▶ _Source material_
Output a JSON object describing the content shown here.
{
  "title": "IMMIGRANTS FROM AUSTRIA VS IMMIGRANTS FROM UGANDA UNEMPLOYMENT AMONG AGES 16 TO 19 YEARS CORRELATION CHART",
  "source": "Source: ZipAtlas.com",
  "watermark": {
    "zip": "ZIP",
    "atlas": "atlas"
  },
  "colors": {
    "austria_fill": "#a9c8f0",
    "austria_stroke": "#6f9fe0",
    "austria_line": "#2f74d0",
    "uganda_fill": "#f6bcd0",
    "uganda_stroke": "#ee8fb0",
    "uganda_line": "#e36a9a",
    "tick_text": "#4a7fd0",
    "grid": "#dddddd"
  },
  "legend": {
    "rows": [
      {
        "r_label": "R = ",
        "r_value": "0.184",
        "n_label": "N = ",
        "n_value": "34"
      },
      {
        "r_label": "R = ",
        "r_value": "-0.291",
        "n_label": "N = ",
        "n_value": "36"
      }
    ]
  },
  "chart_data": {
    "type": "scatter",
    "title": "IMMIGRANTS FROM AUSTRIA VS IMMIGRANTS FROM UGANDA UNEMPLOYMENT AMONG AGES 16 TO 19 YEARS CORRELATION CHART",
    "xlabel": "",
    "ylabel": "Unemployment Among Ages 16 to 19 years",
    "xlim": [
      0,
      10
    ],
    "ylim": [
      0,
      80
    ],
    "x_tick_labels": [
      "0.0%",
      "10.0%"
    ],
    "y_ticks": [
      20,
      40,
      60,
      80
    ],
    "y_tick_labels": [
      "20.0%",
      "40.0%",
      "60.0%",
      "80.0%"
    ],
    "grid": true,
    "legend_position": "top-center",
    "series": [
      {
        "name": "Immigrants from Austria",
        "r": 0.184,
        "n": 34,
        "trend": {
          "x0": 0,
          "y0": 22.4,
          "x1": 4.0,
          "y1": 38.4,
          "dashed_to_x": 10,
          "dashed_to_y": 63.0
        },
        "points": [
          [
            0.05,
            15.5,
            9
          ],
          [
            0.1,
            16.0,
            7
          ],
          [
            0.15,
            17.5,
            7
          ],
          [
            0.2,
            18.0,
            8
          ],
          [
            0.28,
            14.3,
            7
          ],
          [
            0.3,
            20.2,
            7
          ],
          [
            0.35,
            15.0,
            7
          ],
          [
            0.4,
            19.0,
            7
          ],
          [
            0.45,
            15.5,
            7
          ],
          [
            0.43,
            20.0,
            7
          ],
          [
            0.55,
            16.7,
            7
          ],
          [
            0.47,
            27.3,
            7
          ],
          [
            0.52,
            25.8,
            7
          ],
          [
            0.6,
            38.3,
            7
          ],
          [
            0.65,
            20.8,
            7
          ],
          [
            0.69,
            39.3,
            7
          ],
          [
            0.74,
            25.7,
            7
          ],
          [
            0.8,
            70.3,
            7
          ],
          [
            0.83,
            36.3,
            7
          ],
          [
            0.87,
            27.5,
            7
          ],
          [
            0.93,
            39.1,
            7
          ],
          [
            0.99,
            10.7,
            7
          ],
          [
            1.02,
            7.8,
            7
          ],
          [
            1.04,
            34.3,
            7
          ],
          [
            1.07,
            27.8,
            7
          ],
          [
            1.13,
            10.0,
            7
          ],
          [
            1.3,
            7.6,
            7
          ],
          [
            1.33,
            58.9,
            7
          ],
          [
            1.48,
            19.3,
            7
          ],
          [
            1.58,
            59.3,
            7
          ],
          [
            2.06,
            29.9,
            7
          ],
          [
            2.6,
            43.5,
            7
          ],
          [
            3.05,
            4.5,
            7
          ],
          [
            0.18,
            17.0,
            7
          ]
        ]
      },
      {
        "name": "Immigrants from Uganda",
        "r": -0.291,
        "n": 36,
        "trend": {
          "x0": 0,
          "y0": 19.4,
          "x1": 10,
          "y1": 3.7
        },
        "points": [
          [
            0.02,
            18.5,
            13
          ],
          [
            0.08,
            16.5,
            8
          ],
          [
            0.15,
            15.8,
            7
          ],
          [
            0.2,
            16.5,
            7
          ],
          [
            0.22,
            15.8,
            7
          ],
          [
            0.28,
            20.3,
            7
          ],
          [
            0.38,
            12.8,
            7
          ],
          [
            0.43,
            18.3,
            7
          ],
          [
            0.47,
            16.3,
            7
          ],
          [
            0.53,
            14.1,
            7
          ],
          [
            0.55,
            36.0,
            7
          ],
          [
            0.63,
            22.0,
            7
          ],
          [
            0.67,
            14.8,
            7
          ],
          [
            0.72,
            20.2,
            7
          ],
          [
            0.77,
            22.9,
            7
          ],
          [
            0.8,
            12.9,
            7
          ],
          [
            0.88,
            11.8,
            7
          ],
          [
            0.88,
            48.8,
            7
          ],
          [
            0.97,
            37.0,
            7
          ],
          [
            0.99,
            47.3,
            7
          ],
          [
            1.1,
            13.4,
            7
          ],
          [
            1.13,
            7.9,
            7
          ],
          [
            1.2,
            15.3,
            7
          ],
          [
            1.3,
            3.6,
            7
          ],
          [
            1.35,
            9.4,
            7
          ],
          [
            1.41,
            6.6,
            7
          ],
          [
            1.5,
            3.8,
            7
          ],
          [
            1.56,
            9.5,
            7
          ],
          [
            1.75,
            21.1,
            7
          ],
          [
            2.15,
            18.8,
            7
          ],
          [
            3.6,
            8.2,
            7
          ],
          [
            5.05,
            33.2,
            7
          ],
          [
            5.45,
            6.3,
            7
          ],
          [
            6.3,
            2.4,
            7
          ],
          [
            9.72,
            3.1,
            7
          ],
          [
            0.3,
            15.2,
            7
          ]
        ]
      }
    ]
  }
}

▶ _Problem statement_
Go through the listing above and restate it word for word.

▶ _Solution_
Output a JSON object describing the content shown here.
{
  "title": "IMMIGRANTS FROM AUSTRIA VS IMMIGRANTS FROM UGANDA UNEMPLOYMENT AMONG AGES 16 TO 19 YEARS CORRELATION CHART",
  "source": "Source: ZipAtlas.com",
  "watermark": {
    "zip": "ZIP",
    "atlas": "atlas"
  },
  "colors": {
    "austria_fill": "#a9c8f0",
    "austria_stroke": "#6f9fe0",
    "austria_line": "#2f74d0",
    "uganda_fill": "#f6bcd0",
    "uganda_stroke": "#ee8fb0",
    "uganda_line": "#e36a9a",
    "tick_text": "#4a7fd0",
    "grid": "#dddddd"
  },
  "legend": {
    "rows": [
      {
        "r_label": "R = ",
        "r_value": "0.184",
        "n_label": "N = ",
        "n_value": "34"
      },
      {
        "r_label": "R = ",
        "r_value": "-0.291",
        "n_label": "N = ",
        "n_value": "36"
      }
    ]
  },
  "chart_data": {
    "type": "scatter",
    "title": "IMMIGRANTS FROM AUSTRIA VS IMMIGRANTS FROM UGANDA UNEMPLOYMENT AMONG AGES 16 TO 19 YEARS CORRELATION CHART",
    "xlabel": "",
    "ylabel": "Unemployment Among Ages 16 to 19 years",
    "xlim": [
      0,
      10
    ],
    "ylim": [
      0,
      80
    ],
    "x_tick_labels": [
      "0.0%",
      "10.0%"
    ],
    "y_ticks": [
      20,
      40,
      60,
      80
    ],
    "y_tick_labels": [
      "20.0%",
      "40.0%",
      "60.0%",
      "80.0%"
    ],
    "grid": true,
    "legend_position": "top-center",
    "series": [
      {
        "name": "Immigrants from Austria",
        "r": 0.184,
        "n": 34,
        "trend": {
          "x0": 0,
          "y0": 22.4,
          "x1": 4.0,
          "y1": 38.4,
          "dashed_to_x": 10,
          "dashed_to_y": 63.0
        },
        "points": [
          [
            0.05,
            15.5,
            9
          ],
          [
            0.1,
            16.0,
            7
          ],
          [
            0.15,
            17.5,
            7
          ],
          [
            0.2,
            18.0,
            8
          ],
          [
            0.28,
            14.3,
            7
          ],
          [
            0.3,
            20.2,
            7
          ],
          [
            0.35,
            15.0,
            7
          ],
          [
            0.4,
            19.0,
            7
          ],
          [
            0.45,
            15.5,
            7
          ],
          [
            0.43,
            20.0,
            7
          ],
          [
            0.55,
            16.7,
            7
          ],
          [
            0.47,
            27.3,
            7
          ],
          [
            0.52,
            25.8,
            7
          ],
          [
            0.6,
            38.3,
            7
          ],
          [
            0.65,
            20.8,
            7
          ],
          [
            0.69,
            39.3,
            7
          ],
          [
            0.74,
            25.7,
            7
          ],
          [
            0.8,
            70.3,
            7
          ],
          [
            0.83,
            36.3,
            7
          ],
          [
            0.87,
            27.5,
            7
          ],
          [
            0.93,
            39.1,
            7
          ],
          [
            0.99,
            10.7,
            7
          ],
          [
            1.02,
            7.8,
            7
          ],
          [
            1.04,
            34.3,
            7
          ],
          [
            1.07,
            27.8,
            7
          ],
          [
            1.13,
            10.0,
            7
          ],
          [
            1.3,
            7.6,
            7
          ],
          [
            1.33,
            58.9,
            7
          ],
          [
            1.48,
            19.3,
            7
          ],
          [
            1.58,
            59.3,
            7
          ],
          [
            2.06,
            29.9,
            7
          ],
          [
            2.6,
            43.5,
            7
          ],
          [
            3.05,
            4.5,
            7
          ],
          [
            0.18,
            17.0,
            7
          ]
        ]
      },
      {
        "name": "Immigrants from Uganda",
        "r": -0.291,
        "n": 36,
        "trend": {
          "x0": 0,
          "y0": 19.4,
          "x1": 10,
          "y1": 3.7
        },
        "points": [
          [
            0.02,
            18.5,
            13
          ],
          [
            0.08,
            16.5,
            8
          ],
          [
            0.15,
            15.8,
            7
          ],
          [
            0.2,
            16.5,
            7
          ],
          [
            0.22,
            15.8,
            7
          ],
          [
            0.28,
            20.3,
            7
          ],
          [
            0.38,
            12.8,
            7
          ],
          [
            0.43,
            18.3,
            7
          ],
          [
            0.47,
            16.3,
            7
          ],
          [
            0.53,
            14.1,
            7
          ],
          [
            0.55,
            36.0,
            7
          ],
          [
            0.63,
            22.0,
            7
          ],
          [
            0.67,
            14.8,
            7
          ],
          [
            0.72,
            20.2,
            7
          ],
          [
            0.77,
            22.9,
            7
          ],
          [
            0.8,
            12.9,
            7
          ],
          [
            0.88,
            11.8,
            7
          ],
          [
            0.88,
            48.8,
            7
          ],
          [
            0.97,
            37.0,
            7
          ],
          [
            0.99,
            47.3,
            7
          ],
          [
            1.1,
            13.4,
            7
          ],
          [
            1.13,
            7.9,
            7
          ],
          [
            1.2,
            15.3,
            7
          ],
          [
            1.3,
            3.6,
            7
          ],
          [
            1.35,
            9.4,
            7
          ],
          [
            1.41,
            6.6,
            7
          ],
          [
            1.5,
            3.8,
            7
          ],
          [
            1.56,
            9.5,
            7
          ],
          [
            1.75,
            21.1,
            7
          ],
          [
            2.15,
            18.8,
            7
          ],
          [
            3.6,
            8.2,
            7
          ],
          [
            5.05,
            33.2,
            7
          ],
          [
            5.45,
            6.3,
            7
          ],
          [
            6.3,
            2.4,
            7
          ],
          [
            9.72,
            3.1,
            7
          ],
          [
            0.3,
            15.2,
            7
          ]
        ]
      }
    ]
  }
}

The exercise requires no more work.